------ DATA LINES

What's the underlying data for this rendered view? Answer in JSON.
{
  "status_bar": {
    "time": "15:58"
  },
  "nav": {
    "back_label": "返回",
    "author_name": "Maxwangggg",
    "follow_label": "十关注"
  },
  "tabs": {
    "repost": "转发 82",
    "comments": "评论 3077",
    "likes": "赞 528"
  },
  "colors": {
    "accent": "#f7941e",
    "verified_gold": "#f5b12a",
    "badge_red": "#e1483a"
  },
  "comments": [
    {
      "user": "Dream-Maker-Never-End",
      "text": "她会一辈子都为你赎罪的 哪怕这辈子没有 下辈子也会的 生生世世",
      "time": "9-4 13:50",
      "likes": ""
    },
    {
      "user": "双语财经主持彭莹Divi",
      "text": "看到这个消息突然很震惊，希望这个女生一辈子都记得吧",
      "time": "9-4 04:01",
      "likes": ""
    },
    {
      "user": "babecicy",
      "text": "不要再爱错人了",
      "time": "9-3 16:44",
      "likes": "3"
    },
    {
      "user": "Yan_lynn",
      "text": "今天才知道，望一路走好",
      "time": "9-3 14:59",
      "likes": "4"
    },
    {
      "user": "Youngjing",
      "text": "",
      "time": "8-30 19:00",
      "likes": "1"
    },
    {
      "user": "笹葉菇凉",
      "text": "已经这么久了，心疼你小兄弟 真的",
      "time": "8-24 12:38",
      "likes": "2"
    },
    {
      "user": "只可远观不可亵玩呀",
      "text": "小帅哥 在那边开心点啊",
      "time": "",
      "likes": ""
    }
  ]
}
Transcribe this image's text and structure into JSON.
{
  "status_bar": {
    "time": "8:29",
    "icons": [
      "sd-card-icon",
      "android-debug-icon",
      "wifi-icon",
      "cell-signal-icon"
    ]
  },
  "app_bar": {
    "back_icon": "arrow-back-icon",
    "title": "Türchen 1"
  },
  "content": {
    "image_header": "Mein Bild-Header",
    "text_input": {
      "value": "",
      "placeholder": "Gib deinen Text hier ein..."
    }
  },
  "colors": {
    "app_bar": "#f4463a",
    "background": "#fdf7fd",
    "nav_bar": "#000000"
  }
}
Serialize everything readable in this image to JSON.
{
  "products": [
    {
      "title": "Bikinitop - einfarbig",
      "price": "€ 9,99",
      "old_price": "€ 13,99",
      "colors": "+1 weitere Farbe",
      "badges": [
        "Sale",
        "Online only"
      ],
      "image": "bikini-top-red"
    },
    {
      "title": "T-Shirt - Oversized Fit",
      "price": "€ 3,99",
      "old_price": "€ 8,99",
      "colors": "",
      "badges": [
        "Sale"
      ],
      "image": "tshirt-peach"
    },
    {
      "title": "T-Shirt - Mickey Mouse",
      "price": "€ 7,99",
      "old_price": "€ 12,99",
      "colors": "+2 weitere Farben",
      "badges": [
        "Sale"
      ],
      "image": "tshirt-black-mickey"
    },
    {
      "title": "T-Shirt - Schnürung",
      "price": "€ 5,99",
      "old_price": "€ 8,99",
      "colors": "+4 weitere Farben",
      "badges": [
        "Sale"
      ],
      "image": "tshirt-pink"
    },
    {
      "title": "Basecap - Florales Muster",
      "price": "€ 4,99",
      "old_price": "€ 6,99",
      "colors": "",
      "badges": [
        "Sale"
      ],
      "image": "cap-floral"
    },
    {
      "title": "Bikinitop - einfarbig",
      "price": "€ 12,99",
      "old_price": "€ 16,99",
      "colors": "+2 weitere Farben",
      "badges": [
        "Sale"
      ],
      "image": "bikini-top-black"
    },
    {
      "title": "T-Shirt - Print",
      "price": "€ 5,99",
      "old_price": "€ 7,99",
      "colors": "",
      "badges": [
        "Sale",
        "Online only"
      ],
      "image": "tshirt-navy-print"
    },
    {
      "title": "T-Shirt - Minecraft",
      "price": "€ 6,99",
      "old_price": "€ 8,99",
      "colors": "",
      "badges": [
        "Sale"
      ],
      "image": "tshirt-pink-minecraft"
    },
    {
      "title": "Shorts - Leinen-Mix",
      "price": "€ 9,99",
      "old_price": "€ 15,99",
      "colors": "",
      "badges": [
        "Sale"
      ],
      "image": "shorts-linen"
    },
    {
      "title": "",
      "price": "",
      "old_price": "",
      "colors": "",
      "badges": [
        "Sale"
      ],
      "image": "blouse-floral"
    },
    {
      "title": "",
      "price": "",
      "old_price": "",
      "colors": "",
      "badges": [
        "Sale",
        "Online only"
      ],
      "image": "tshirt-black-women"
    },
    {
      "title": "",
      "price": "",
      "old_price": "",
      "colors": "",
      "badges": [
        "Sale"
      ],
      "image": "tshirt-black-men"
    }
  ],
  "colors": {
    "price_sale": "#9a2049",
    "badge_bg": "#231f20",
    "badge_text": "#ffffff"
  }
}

------------

- [SHORT PROBLEM]: Select the lines from the entries that include the word "JSON".

- [SOLUTION TO THE EXERCISE]:
What's the underlying data for this rendered view? Answer in JSON.
Transcribe this image's text and structure into JSON.
Serialize everything readable in this image to JSON.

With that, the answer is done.